[start of INFORMATION SUPPLIED]
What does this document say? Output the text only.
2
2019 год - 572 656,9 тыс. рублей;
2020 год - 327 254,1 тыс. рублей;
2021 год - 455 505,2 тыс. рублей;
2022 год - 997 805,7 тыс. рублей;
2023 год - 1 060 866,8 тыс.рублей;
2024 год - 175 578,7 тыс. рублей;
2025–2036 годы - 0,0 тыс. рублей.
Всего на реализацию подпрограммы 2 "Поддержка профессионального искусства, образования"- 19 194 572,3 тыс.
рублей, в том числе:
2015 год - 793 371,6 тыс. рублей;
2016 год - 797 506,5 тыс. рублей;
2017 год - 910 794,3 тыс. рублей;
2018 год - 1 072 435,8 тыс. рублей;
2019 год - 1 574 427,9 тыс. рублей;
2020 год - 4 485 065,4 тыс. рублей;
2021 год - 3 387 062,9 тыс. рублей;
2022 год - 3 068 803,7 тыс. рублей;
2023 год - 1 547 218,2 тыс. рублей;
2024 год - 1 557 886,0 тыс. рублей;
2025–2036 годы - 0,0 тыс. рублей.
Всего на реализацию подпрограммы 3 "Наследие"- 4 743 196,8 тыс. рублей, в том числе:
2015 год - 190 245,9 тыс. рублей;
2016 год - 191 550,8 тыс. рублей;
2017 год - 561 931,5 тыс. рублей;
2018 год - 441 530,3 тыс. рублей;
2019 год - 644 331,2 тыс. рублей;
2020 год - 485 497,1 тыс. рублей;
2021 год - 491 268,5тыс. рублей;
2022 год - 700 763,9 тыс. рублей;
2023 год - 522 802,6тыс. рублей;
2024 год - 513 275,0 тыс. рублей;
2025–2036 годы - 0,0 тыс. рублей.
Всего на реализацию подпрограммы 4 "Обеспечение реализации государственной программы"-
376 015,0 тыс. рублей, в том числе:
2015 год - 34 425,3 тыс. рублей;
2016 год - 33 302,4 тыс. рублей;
[end of INFORMATION SUPPLIED]
EXERCISE AIM
Report each line of the material above where the word "реализацию" appears.

WRITTEN REPLY
Всего на реализацию подпрограммы 2 "Поддержка профессионального искусства, образования"- 19 194 572,3 тыс.
Всего на реализацию подпрограммы 3 "Наследие"- 4 743 196,8 тыс. рублей, в том числе:
Всего на реализацию подпрограммы 4 "Обеспечение реализации государственной программы"-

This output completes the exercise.